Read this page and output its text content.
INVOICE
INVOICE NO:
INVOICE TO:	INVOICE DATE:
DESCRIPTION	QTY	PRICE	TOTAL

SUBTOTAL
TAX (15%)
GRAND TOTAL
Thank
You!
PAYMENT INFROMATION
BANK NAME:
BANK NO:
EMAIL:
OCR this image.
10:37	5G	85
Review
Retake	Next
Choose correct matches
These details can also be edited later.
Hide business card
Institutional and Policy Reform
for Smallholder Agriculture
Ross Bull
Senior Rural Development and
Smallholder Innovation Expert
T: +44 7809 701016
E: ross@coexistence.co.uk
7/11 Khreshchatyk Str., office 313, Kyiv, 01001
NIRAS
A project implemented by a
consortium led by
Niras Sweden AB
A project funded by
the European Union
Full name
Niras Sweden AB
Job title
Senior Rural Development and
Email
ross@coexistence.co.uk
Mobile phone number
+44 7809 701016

Task description
Extract the full listing above without altering anything.

Answer to this problem
Read this page and output its text content.
INVOICE
INVOICE NO:
INVOICE TO:	INVOICE DATE:
DESCRIPTION	QTY	PRICE	TOTAL

SUBTOTAL
TAX (15%)
GRAND TOTAL
Thank
You!
PAYMENT INFROMATION
BANK NAME:
BANK NO:
EMAIL:
OCR this image.
10:37	5G	85
Review
Retake	Next
Choose correct matches
These details can also be edited later.
Hide business card
Institutional and Policy Reform
for Smallholder Agriculture
Ross Bull
Senior Rural Development and
Smallholder Innovation Expert
T: +44 7809 701016
E: ross@coexistence.co.uk
7/11 Khreshchatyk Str., office 313, Kyiv, 01001
NIRAS
A project implemented by a
consortium led by
Niras Sweden AB
A project funded by
the European Union
Full name
Niras Sweden AB
Job title
Senior Rural Development and
Email
ross@coexistence.co.uk
Mobile phone number
+44 7809 701016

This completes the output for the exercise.